--- BEGIN ---

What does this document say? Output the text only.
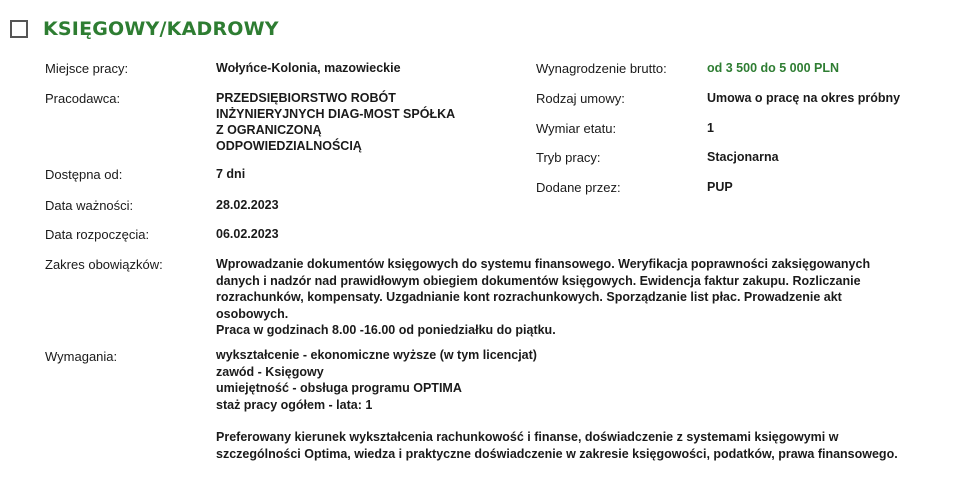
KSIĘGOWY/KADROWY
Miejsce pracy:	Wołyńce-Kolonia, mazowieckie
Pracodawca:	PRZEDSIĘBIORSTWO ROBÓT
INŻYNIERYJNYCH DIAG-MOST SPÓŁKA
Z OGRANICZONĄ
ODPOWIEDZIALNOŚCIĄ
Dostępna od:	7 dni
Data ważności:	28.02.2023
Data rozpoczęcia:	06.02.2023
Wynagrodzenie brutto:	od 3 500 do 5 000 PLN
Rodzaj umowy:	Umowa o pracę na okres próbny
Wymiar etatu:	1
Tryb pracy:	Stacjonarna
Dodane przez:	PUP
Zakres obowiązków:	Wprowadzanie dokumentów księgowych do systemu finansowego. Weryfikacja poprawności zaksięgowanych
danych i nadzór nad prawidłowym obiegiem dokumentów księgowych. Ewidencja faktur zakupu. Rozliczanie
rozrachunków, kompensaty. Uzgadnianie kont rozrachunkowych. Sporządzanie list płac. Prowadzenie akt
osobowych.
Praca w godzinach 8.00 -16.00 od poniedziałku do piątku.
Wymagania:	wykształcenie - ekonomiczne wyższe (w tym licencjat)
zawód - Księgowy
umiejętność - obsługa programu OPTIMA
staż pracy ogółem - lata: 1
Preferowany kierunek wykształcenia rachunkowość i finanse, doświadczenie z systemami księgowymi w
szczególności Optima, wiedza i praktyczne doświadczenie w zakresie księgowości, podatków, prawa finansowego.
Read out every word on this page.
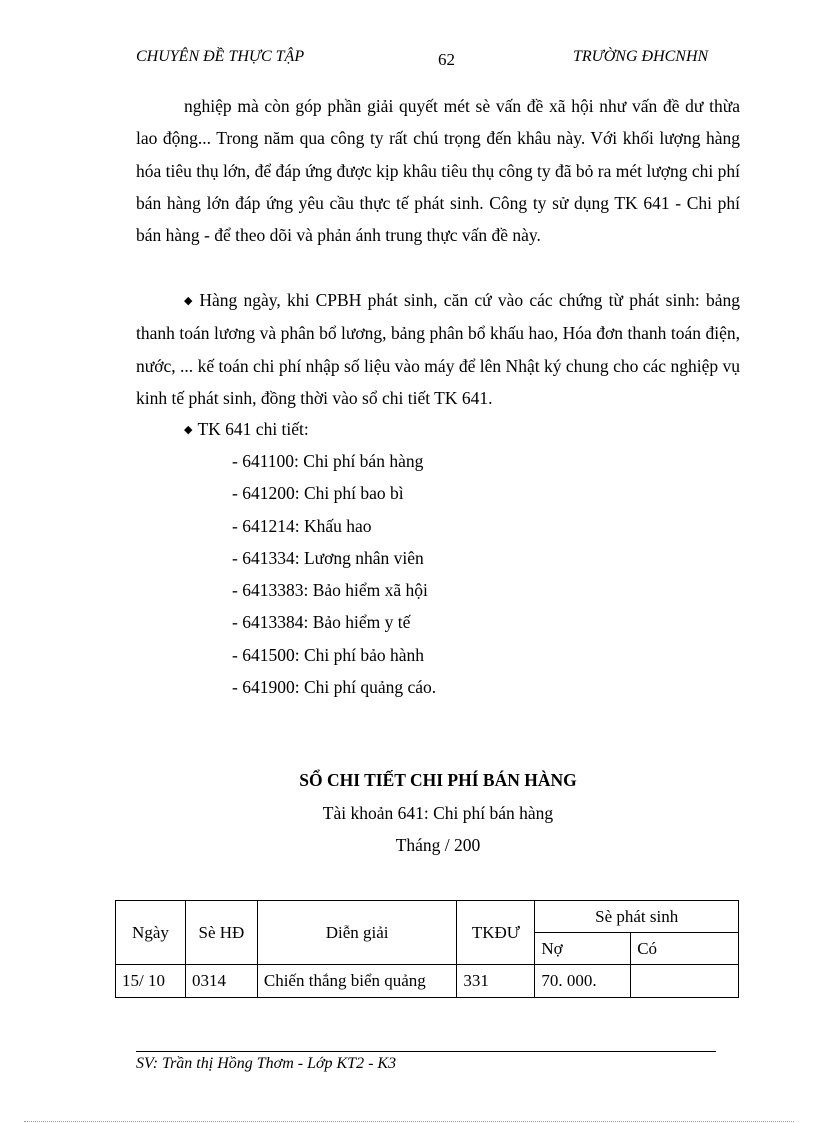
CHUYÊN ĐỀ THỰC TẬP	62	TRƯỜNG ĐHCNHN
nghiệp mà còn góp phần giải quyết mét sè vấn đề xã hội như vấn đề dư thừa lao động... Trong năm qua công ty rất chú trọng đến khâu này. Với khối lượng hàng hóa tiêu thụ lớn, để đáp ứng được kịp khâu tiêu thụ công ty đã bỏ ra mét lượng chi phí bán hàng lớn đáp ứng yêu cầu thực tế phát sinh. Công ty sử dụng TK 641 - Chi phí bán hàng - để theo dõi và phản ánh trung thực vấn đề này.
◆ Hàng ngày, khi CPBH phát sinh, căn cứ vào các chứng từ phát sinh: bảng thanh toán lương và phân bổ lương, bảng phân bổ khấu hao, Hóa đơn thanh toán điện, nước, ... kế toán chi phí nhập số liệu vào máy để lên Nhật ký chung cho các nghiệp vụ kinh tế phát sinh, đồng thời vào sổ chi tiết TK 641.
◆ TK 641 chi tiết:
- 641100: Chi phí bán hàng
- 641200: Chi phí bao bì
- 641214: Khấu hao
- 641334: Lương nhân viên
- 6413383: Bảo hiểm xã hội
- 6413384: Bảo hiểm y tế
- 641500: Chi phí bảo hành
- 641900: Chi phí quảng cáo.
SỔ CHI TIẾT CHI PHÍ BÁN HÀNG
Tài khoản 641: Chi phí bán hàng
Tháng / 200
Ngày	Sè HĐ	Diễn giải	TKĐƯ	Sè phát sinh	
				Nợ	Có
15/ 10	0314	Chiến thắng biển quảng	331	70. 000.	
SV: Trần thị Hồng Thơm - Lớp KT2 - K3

--- END ---

SHORT TASK:
Identify the lines in the records above that contain the word "Data", then state how many there are and nothing more.

TASK SOLUTION:
2